TASK PROMPT: Reproduce the full listing that appears beneath this instruction exactly.
"""
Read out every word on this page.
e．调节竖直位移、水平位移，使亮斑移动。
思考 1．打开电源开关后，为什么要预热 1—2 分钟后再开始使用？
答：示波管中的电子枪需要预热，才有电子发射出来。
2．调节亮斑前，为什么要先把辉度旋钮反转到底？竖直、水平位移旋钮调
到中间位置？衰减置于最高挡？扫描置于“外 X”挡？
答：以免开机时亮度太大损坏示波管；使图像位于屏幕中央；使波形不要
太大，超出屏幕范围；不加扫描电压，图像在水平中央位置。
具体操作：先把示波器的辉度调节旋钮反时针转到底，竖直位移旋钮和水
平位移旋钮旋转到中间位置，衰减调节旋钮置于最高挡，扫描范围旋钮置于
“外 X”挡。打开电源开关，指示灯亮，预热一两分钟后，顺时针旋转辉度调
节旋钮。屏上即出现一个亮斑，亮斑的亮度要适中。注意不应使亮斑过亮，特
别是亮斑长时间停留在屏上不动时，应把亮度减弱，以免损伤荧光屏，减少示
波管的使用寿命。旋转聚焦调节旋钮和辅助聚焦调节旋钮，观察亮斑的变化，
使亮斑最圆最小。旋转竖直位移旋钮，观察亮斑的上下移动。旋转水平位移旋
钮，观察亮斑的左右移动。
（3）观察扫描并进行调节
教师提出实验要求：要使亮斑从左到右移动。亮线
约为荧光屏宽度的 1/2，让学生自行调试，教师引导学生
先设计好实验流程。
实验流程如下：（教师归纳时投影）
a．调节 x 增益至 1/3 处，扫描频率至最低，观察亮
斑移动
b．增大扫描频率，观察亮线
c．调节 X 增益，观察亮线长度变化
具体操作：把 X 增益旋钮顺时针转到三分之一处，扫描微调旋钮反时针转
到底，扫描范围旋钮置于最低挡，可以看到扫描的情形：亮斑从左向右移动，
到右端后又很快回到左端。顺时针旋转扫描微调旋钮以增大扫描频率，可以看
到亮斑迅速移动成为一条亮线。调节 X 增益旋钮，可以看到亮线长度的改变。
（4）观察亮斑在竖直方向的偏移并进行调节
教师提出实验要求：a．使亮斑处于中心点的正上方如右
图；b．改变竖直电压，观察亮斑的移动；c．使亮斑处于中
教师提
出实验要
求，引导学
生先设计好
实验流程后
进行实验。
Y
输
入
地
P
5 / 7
"""
RESULT OF THIS EXERCISE:
Read out every word on this page.
e．调节竖直位移、水平位移，使亮斑移动。
思考 1．打开电源开关后，为什么要预热 1—2 分钟后再开始使用？
答：示波管中的电子枪需要预热，才有电子发射出来。
2．调节亮斑前，为什么要先把辉度旋钮反转到底？竖直、水平位移旋钮调
到中间位置？衰减置于最高挡？扫描置于“外 X”挡？
答：以免开机时亮度太大损坏示波管；使图像位于屏幕中央；使波形不要
太大，超出屏幕范围；不加扫描电压，图像在水平中央位置。
具体操作：先把示波器的辉度调节旋钮反时针转到底，竖直位移旋钮和水
平位移旋钮旋转到中间位置，衰减调节旋钮置于最高挡，扫描范围旋钮置于
“外 X”挡。打开电源开关，指示灯亮，预热一两分钟后，顺时针旋转辉度调
节旋钮。屏上即出现一个亮斑，亮斑的亮度要适中。注意不应使亮斑过亮，特
别是亮斑长时间停留在屏上不动时，应把亮度减弱，以免损伤荧光屏，减少示
波管的使用寿命。旋转聚焦调节旋钮和辅助聚焦调节旋钮，观察亮斑的变化，
使亮斑最圆最小。旋转竖直位移旋钮，观察亮斑的上下移动。旋转水平位移旋
钮，观察亮斑的左右移动。
（3）观察扫描并进行调节
教师提出实验要求：要使亮斑从左到右移动。亮线
约为荧光屏宽度的 1/2，让学生自行调试，教师引导学生
先设计好实验流程。
实验流程如下：（教师归纳时投影）
a．调节 x 增益至 1/3 处，扫描频率至最低，观察亮
斑移动
b．增大扫描频率，观察亮线
c．调节 X 增益，观察亮线长度变化
具体操作：把 X 增益旋钮顺时针转到三分之一处，扫描微调旋钮反时针转
到底，扫描范围旋钮置于最低挡，可以看到扫描的情形：亮斑从左向右移动，
到右端后又很快回到左端。顺时针旋转扫描微调旋钮以增大扫描频率，可以看
到亮斑迅速移动成为一条亮线。调节 X 增益旋钮，可以看到亮线长度的改变。
（4）观察亮斑在竖直方向的偏移并进行调节
教师提出实验要求：a．使亮斑处于中心点的正上方如右
图；b．改变竖直电压，观察亮斑的移动；c．使亮斑处于中
教师提
出实验要
求，引导学
生先设计好
实验流程后
进行实验。
Y
输
入
地
P
5 / 7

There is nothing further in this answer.